# [WHAT NEEDS TO BE DONE]
All of the entries need to be written out again, exactly as they are.

# [RAW RECORDS]
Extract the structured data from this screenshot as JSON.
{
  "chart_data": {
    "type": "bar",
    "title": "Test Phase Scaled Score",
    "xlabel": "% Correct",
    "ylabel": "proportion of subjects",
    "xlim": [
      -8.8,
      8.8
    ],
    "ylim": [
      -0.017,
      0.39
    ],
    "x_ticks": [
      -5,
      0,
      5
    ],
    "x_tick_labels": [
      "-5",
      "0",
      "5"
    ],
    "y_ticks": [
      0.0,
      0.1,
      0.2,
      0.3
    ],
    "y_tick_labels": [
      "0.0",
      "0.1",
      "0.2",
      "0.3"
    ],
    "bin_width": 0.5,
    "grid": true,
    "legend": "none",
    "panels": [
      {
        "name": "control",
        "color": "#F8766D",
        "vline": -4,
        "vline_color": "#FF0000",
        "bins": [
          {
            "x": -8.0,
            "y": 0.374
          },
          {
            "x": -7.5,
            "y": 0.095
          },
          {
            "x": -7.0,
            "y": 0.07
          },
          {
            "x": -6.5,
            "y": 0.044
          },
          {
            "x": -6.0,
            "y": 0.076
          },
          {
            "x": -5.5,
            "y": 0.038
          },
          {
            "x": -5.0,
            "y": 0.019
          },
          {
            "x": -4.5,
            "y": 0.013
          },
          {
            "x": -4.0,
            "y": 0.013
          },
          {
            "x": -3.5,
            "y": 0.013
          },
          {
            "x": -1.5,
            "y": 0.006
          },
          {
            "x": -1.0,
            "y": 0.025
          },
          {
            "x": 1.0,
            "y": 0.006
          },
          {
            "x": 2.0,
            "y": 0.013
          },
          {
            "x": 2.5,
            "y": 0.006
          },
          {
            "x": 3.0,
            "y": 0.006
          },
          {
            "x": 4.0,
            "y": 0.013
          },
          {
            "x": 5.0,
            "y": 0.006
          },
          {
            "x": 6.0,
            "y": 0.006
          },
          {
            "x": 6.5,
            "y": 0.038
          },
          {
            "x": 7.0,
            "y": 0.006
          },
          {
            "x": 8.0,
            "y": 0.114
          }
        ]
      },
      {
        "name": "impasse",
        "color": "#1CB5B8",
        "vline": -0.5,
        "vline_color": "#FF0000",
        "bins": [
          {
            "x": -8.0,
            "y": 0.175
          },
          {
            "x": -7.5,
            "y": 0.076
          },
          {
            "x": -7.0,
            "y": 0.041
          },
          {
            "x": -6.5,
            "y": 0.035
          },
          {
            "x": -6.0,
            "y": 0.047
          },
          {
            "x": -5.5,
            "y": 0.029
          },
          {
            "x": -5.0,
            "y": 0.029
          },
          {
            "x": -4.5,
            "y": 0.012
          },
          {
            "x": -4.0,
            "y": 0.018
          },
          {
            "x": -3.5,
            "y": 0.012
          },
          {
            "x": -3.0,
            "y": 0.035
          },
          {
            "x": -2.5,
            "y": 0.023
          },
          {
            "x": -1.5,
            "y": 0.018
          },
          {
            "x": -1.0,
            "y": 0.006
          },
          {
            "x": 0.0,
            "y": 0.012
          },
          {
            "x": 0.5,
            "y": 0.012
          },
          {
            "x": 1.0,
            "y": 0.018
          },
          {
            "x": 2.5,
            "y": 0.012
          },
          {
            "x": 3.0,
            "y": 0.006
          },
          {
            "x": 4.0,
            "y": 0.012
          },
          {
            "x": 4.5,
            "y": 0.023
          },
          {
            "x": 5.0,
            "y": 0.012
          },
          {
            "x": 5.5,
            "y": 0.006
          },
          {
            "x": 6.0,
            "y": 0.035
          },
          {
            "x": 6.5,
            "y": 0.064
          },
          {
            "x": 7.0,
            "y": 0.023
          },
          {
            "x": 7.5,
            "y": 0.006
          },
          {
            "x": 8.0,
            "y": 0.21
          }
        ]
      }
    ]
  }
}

# [RESPONSE TO THE EXERCISE]
Extract the structured data from this screenshot as JSON.
{
  "chart_data": {
    "type": "bar",
    "title": "Test Phase Scaled Score",
    "xlabel": "% Correct",
    "ylabel": "proportion of subjects",
    "xlim": [
      -8.8,
      8.8
    ],
    "ylim": [
      -0.017,
      0.39
    ],
    "x_ticks": [
      -5,
      0,
      5
    ],
    "x_tick_labels": [
      "-5",
      "0",
      "5"
    ],
    "y_ticks": [
      0.0,
      0.1,
      0.2,
      0.3
    ],
    "y_tick_labels": [
      "0.0",
      "0.1",
      "0.2",
      "0.3"
    ],
    "bin_width": 0.5,
    "grid": true,
    "legend": "none",
    "panels": [
      {
        "name": "control",
        "color": "#F8766D",
        "vline": -4,
        "vline_color": "#FF0000",
        "bins": [
          {
            "x": -8.0,
            "y": 0.374
          },
          {
            "x": -7.5,
            "y": 0.095
          },
          {
            "x": -7.0,
            "y": 0.07
          },
          {
            "x": -6.5,
            "y": 0.044
          },
          {
            "x": -6.0,
            "y": 0.076
          },
          {
            "x": -5.5,
            "y": 0.038
          },
          {
            "x": -5.0,
            "y": 0.019
          },
          {
            "x": -4.5,
            "y": 0.013
          },
          {
            "x": -4.0,
            "y": 0.013
          },
          {
            "x": -3.5,
            "y": 0.013
          },
          {
            "x": -1.5,
            "y": 0.006
          },
          {
            "x": -1.0,
            "y": 0.025
          },
          {
            "x": 1.0,
            "y": 0.006
          },
          {
            "x": 2.0,
            "y": 0.013
          },
          {
            "x": 2.5,
            "y": 0.006
          },
          {
            "x": 3.0,
            "y": 0.006
          },
          {
            "x": 4.0,
            "y": 0.013
          },
          {
            "x": 5.0,
            "y": 0.006
          },
          {
            "x": 6.0,
            "y": 0.006
          },
          {
            "x": 6.5,
            "y": 0.038
          },
          {
            "x": 7.0,
            "y": 0.006
          },
          {
            "x": 8.0,
            "y": 0.114
          }
        ]
      },
      {
        "name": "impasse",
        "color": "#1CB5B8",
        "vline": -0.5,
        "vline_color": "#FF0000",
        "bins": [
          {
            "x": -8.0,
            "y": 0.175
          },
          {
            "x": -7.5,
            "y": 0.076
          },
          {
            "x": -7.0,
            "y": 0.041
          },
          {
            "x": -6.5,
            "y": 0.035
          },
          {
            "x": -6.0,
            "y": 0.047
          },
          {
            "x": -5.5,
            "y": 0.029
          },
          {
            "x": -5.0,
            "y": 0.029
          },
          {
            "x": -4.5,
            "y": 0.012
          },
          {
            "x": -4.0,
            "y": 0.018
          },
          {
            "x": -3.5,
            "y": 0.012
          },
          {
            "x": -3.0,
            "y": 0.035
          },
          {
            "x": -2.5,
            "y": 0.023
          },
          {
            "x": -1.5,
            "y": 0.018
          },
          {
            "x": -1.0,
            "y": 0.006
          },
          {
            "x": 0.0,
            "y": 0.012
          },
          {
            "x": 0.5,
            "y": 0.012
          },
          {
            "x": 1.0,
            "y": 0.018
          },
          {
            "x": 2.5,
            "y": 0.012
          },
          {
            "x": 3.0,
            "y": 0.006
          },
          {
            "x": 4.0,
            "y": 0.012
          },
          {
            "x": 4.5,
            "y": 0.023
          },
          {
            "x": 5.0,
            "y": 0.012
          },
          {
            "x": 5.5,
            "y": 0.006
          },
          {
            "x": 6.0,
            "y": 0.035
          },
          {
            "x": 6.5,
            "y": 0.064
          },
          {
            "x": 7.0,
            "y": 0.023
          },
          {
            "x": 7.5,
            "y": 0.006
          },
          {
            "x": 8.0,
            "y": 0.21
          }
        ]
      }
    ]
  }
}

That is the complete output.